— Exercise task —
Every line of the material that follows must be printed again exactly.

— Entries shown —

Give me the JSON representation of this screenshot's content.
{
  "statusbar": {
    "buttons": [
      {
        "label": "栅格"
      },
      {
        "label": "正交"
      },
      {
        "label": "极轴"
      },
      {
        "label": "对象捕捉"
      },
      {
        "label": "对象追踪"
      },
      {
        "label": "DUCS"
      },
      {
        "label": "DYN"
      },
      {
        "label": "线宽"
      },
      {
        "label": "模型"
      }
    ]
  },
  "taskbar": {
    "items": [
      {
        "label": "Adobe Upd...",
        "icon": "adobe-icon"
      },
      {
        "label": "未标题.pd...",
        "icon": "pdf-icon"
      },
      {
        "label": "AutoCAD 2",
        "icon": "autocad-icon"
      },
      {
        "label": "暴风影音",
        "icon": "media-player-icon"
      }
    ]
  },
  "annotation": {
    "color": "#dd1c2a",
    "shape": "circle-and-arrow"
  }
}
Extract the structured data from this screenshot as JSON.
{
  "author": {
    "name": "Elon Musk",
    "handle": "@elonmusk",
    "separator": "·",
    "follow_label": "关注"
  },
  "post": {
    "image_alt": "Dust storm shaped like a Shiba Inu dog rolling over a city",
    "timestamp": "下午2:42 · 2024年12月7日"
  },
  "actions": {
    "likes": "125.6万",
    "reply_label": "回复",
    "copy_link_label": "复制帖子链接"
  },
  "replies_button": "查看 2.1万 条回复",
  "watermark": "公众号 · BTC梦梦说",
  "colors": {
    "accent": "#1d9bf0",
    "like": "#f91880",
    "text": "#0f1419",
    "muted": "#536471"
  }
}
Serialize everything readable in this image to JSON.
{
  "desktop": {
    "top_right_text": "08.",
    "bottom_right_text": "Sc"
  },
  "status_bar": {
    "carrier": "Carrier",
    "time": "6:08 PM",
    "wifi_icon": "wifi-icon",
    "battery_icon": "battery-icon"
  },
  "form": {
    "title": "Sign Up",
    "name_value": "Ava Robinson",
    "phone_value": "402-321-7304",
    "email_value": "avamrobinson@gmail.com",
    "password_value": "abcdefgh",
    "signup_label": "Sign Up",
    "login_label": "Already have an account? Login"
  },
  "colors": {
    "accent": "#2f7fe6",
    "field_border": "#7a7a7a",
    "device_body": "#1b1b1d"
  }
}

— Solved exercise —
Give me the JSON representation of this screenshot's content.
{
  "statusbar": {
    "buttons": [
      {
        "label": "栅格"
      },
      {
        "label": "正交"
      },
      {
        "label": "极轴"
      },
      {
        "label": "对象捕捉"
      },
      {
        "label": "对象追踪"
      },
      {
        "label": "DUCS"
      },
      {
        "label": "DYN"
      },
      {
        "label": "线宽"
      },
      {
        "label": "模型"
      }
    ]
  },
  "taskbar": {
    "items": [
      {
        "label": "Adobe Upd...",
        "icon": "adobe-icon"
      },
      {
        "label": "未标题.pd...",
        "icon": "pdf-icon"
      },
      {
        "label": "AutoCAD 2",
        "icon": "autocad-icon"
      },
      {
        "label": "暴风影音",
        "icon": "media-player-icon"
      }
    ]
  },
  "annotation": {
    "color": "#dd1c2a",
    "shape": "circle-and-arrow"
  }
}
Extract the structured data from this screenshot as JSON.
{
  "author": {
    "name": "Elon Musk",
    "handle": "@elonmusk",
    "separator": "·",
    "follow_label": "关注"
  },
  "post": {
    "image_alt": "Dust storm shaped like a Shiba Inu dog rolling over a city",
    "timestamp": "下午2:42 · 2024年12月7日"
  },
  "actions": {
    "likes": "125.6万",
    "reply_label": "回复",
    "copy_link_label": "复制帖子链接"
  },
  "replies_button": "查看 2.1万 条回复",
  "watermark": "公众号 · BTC梦梦说",
  "colors": {
    "accent": "#1d9bf0",
    "like": "#f91880",
    "text": "#0f1419",
    "muted": "#536471"
  }
}
Serialize everything readable in this image to JSON.
{
  "desktop": {
    "top_right_text": "08.",
    "bottom_right_text": "Sc"
  },
  "status_bar": {
    "carrier": "Carrier",
    "time": "6:08 PM",
    "wifi_icon": "wifi-icon",
    "battery_icon": "battery-icon"
  },
  "form": {
    "title": "Sign Up",
    "name_value": "Ava Robinson",
    "phone_value": "402-321-7304",
    "email_value": "avamrobinson@gmail.com",
    "password_value": "abcdefgh",
    "signup_label": "Sign Up",
    "login_label": "Already have an account? Login"
  },
  "colors": {
    "accent": "#2f7fe6",
    "field_border": "#7a7a7a",
    "device_body": "#1b1b1d"
  }
}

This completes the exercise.